● Goal: Your task is to repeat the lines below exactly, excluding any pictures they contain.
# start of Supplied records
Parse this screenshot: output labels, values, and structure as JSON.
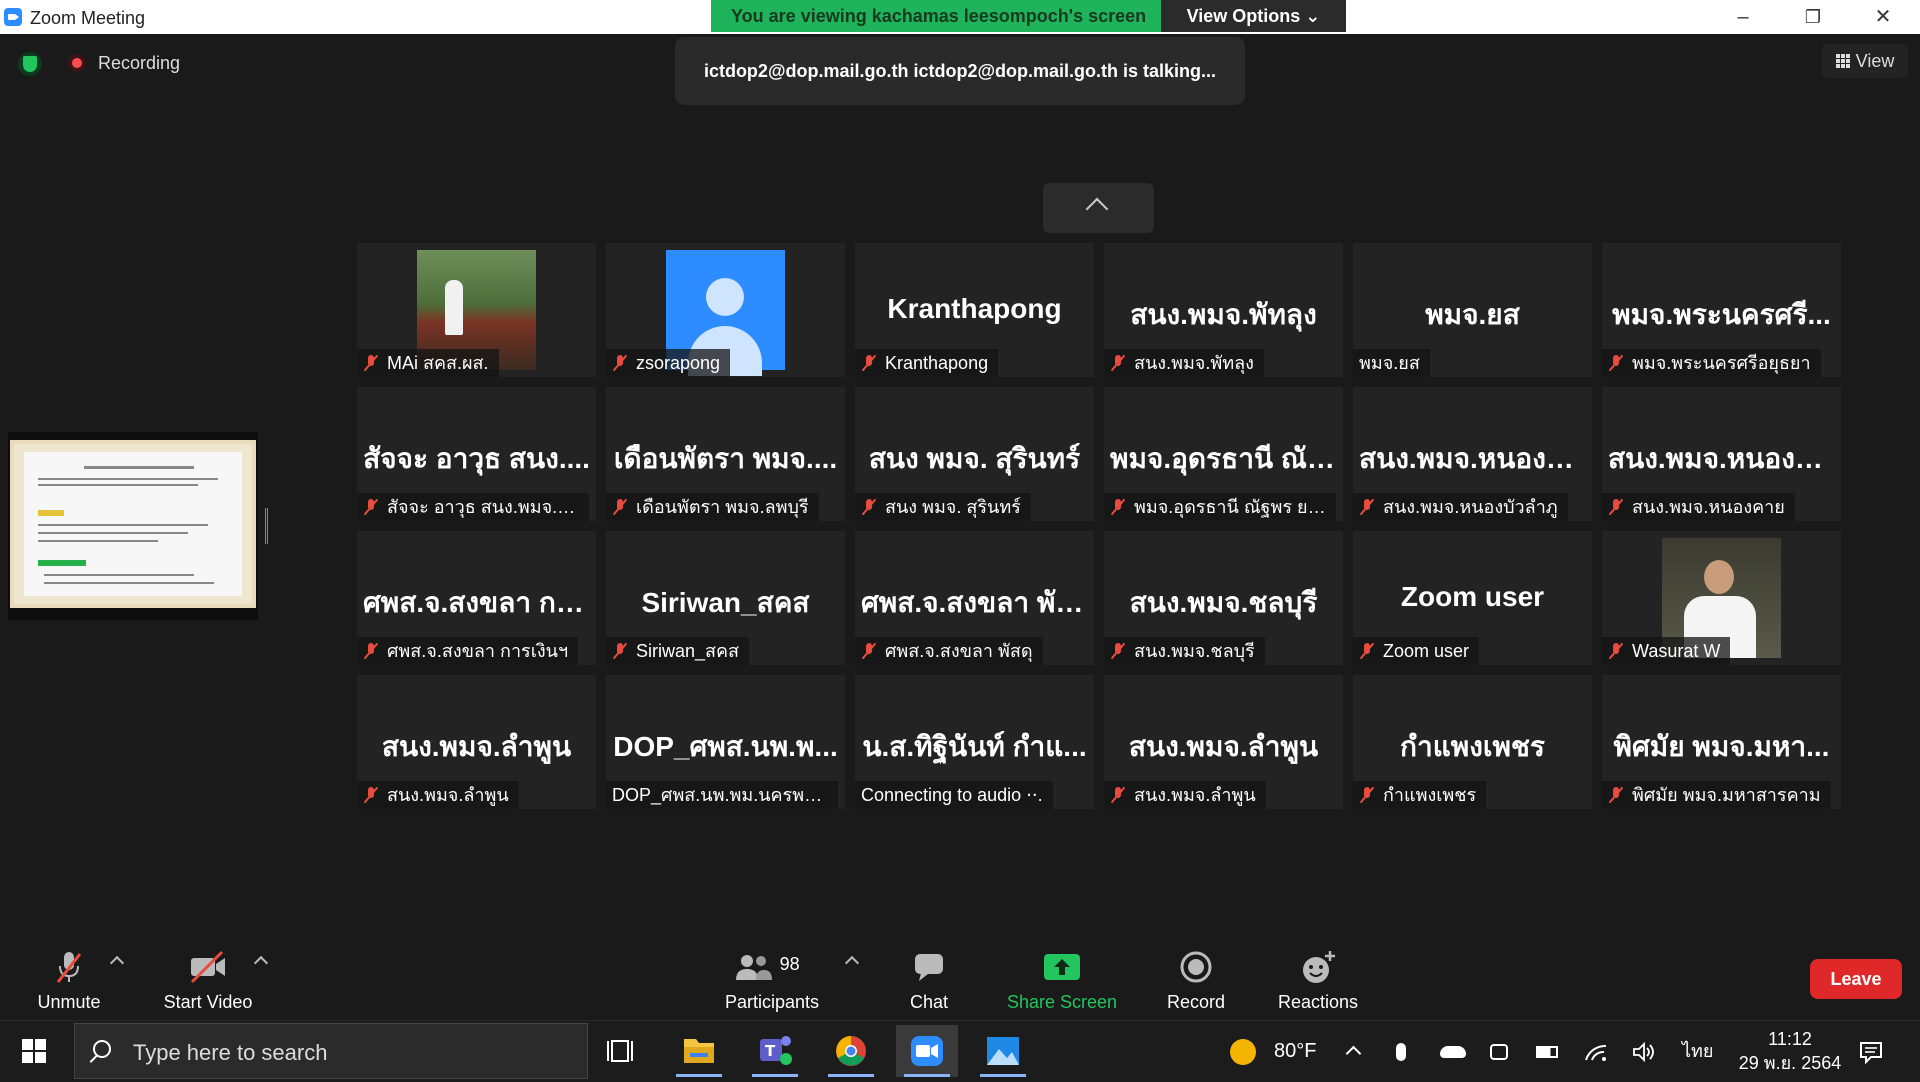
{
  "window": {
    "title": "Zoom Meeting"
  },
  "banner": {
    "message": "You are viewing kachamas leesompoch's screen",
    "view_options": "View Options ⌄"
  },
  "header": {
    "recording": "Recording",
    "talking": "ictdop2@dop.mail.go.th ictdop2@dop.mail.go.th is talking...",
    "view": "View"
  },
  "participants": [
    {
      "big": "",
      "name": "MAi สคส.ผส.",
      "muted": true,
      "video": "photo1"
    },
    {
      "big": "",
      "name": "zsorapong",
      "muted": true,
      "video": "avatar"
    },
    {
      "big": "Kranthapong",
      "name": "Kranthapong",
      "muted": true
    },
    {
      "big": "สนง.พมจ.พัทลุง",
      "name": "สนง.พมจ.พัทลุง",
      "muted": true
    },
    {
      "big": "พมจ.ยส",
      "name": "พมจ.ยส",
      "muted": false
    },
    {
      "big": "พมจ.พระนครศรี...",
      "name": "พมจ.พระนครศรีอยุธยา",
      "muted": true
    },
    {
      "big": "สัจจะ อาวุธ สนง....",
      "name": "สัจจะ อาวุธ สนง.พมจ.สฎ",
      "muted": true
    },
    {
      "big": "เดือนพัตรา พมจ....",
      "name": "เดือนพัตรา พมจ.ลพบุรี",
      "muted": true
    },
    {
      "big": "สนง พมจ. สุรินทร์",
      "name": "สนง พมจ. สุรินทร์",
      "muted": true
    },
    {
      "big": "พมจ.อุดรธานี ณัฐ...",
      "name": "พมจ.อุดรธานี ณัฐพร ยศสู...",
      "muted": true
    },
    {
      "big": "สนง.พมจ.หนองบั...",
      "name": "สนง.พมจ.หนองบัวลำภู",
      "muted": true
    },
    {
      "big": "สนง.พมจ.หนองค...",
      "name": "สนง.พมจ.หนองคาย",
      "muted": true
    },
    {
      "big": "ศพส.จ.สงขลา กา...",
      "name": "ศพส.จ.สงขลา การเงินฯ",
      "muted": true
    },
    {
      "big": "Siriwan_สคส",
      "name": "Siriwan_สคส",
      "muted": true
    },
    {
      "big": "ศพส.จ.สงขลา พัสดุ",
      "name": "ศพส.จ.สงขลา พัสดุ",
      "muted": true
    },
    {
      "big": "สนง.พมจ.ชลบุรี",
      "name": "สนง.พมจ.ชลบุรี",
      "muted": true
    },
    {
      "big": "Zoom user",
      "name": "Zoom user",
      "muted": true
    },
    {
      "big": "",
      "name": "Wasurat W",
      "muted": true,
      "video": "photo2"
    },
    {
      "big": "สนง.พมจ.ลำพูน",
      "name": "สนง.พมจ.ลำพูน",
      "muted": true
    },
    {
      "big": "DOP_ศพส.นพ.พ...",
      "name": "DOP_ศพส.นพ.พม.นครพนม",
      "muted": false
    },
    {
      "big": "น.ส.ทิฐินันท์ กำแ...",
      "name": "Connecting to audio ⋅⋅.",
      "muted": false
    },
    {
      "big": "สนง.พมจ.ลำพูน",
      "name": "สนง.พมจ.ลำพูน",
      "muted": true
    },
    {
      "big": "กำแพงเพชร",
      "name": "กำแพงเพชร",
      "muted": true
    },
    {
      "big": "พิศมัย  พมจ.มหา...",
      "name": "พิศมัย  พมจ.มหาสารคาม",
      "muted": true
    }
  ],
  "controls": {
    "unmute": "Unmute",
    "start_video": "Start Video",
    "participants_count": "98",
    "participants": "Participants",
    "chat": "Chat",
    "share_screen": "Share Screen",
    "record": "Record",
    "reactions": "Reactions",
    "leave": "Leave"
  },
  "taskbar": {
    "search_placeholder": "Type here to search",
    "temperature": "80°F",
    "language": "ไทย",
    "time": "11:12",
    "date": "29 พ.ย. 2564"
  },
  "colors": {
    "accent": "#2D8CFF",
    "banner_green": "#1fb35b",
    "leave_red": "#e02828",
    "share_green": "#22c55e"
  }
}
# end of Supplied records
● Output:
Parse this screenshot: output labels, values, and structure as JSON.
{
  "window": {
    "title": "Zoom Meeting"
  },
  "banner": {
    "message": "You are viewing kachamas leesompoch's screen",
    "view_options": "View Options ⌄"
  },
  "header": {
    "recording": "Recording",
    "talking": "ictdop2@dop.mail.go.th ictdop2@dop.mail.go.th is talking...",
    "view": "View"
  },
  "participants": [
    {
      "big": "",
      "name": "MAi สคส.ผส.",
      "muted": true,
      "video": "photo1"
    },
    {
      "big": "",
      "name": "zsorapong",
      "muted": true,
      "video": "avatar"
    },
    {
      "big": "Kranthapong",
      "name": "Kranthapong",
      "muted": true
    },
    {
      "big": "สนง.พมจ.พัทลุง",
      "name": "สนง.พมจ.พัทลุง",
      "muted": true
    },
    {
      "big": "พมจ.ยส",
      "name": "พมจ.ยส",
      "muted": false
    },
    {
      "big": "พมจ.พระนครศรี...",
      "name": "พมจ.พระนครศรีอยุธยา",
      "muted": true
    },
    {
      "big": "สัจจะ อาวุธ สนง....",
      "name": "สัจจะ อาวุธ สนง.พมจ.สฎ",
      "muted": true
    },
    {
      "big": "เดือนพัตรา พมจ....",
      "name": "เดือนพัตรา พมจ.ลพบุรี",
      "muted": true
    },
    {
      "big": "สนง พมจ. สุรินทร์",
      "name": "สนง พมจ. สุรินทร์",
      "muted": true
    },
    {
      "big": "พมจ.อุดรธานี ณัฐ...",
      "name": "พมจ.อุดรธานี ณัฐพร ยศสู...",
      "muted": true
    },
    {
      "big": "สนง.พมจ.หนองบั...",
      "name": "สนง.พมจ.หนองบัวลำภู",
      "muted": true
    },
    {
      "big": "สนง.พมจ.หนองค...",
      "name": "สนง.พมจ.หนองคาย",
      "muted": true
    },
    {
      "big": "ศพส.จ.สงขลา กา...",
      "name": "ศพส.จ.สงขลา การเงินฯ",
      "muted": true
    },
    {
      "big": "Siriwan_สคส",
      "name": "Siriwan_สคส",
      "muted": true
    },
    {
      "big": "ศพส.จ.สงขลา พัสดุ",
      "name": "ศพส.จ.สงขลา พัสดุ",
      "muted": true
    },
    {
      "big": "สนง.พมจ.ชลบุรี",
      "name": "สนง.พมจ.ชลบุรี",
      "muted": true
    },
    {
      "big": "Zoom user",
      "name": "Zoom user",
      "muted": true
    },
    {
      "big": "",
      "name": "Wasurat W",
      "muted": true,
      "video": "photo2"
    },
    {
      "big": "สนง.พมจ.ลำพูน",
      "name": "สนง.พมจ.ลำพูน",
      "muted": true
    },
    {
      "big": "DOP_ศพส.นพ.พ...",
      "name": "DOP_ศพส.นพ.พม.นครพนม",
      "muted": false
    },
    {
      "big": "น.ส.ทิฐินันท์ กำแ...",
      "name": "Connecting to audio ⋅⋅.",
      "muted": false
    },
    {
      "big": "สนง.พมจ.ลำพูน",
      "name": "สนง.พมจ.ลำพูน",
      "muted": true
    },
    {
      "big": "กำแพงเพชร",
      "name": "กำแพงเพชร",
      "muted": true
    },
    {
      "big": "พิศมัย  พมจ.มหา...",
      "name": "พิศมัย  พมจ.มหาสารคาม",
      "muted": true
    }
  ],
  "controls": {
    "unmute": "Unmute",
    "start_video": "Start Video",
    "participants_count": "98",
    "participants": "Participants",
    "chat": "Chat",
    "share_screen": "Share Screen",
    "record": "Record",
    "reactions": "Reactions",
    "leave": "Leave"
  },
  "taskbar": {
    "search_placeholder": "Type here to search",
    "temperature": "80°F",
    "language": "ไทย",
    "time": "11:12",
    "date": "29 พ.ย. 2564"
  },
  "colors": {
    "accent": "#2D8CFF",
    "banner_green": "#1fb35b",
    "leave_red": "#e02828",
    "share_green": "#22c55e"
  }
}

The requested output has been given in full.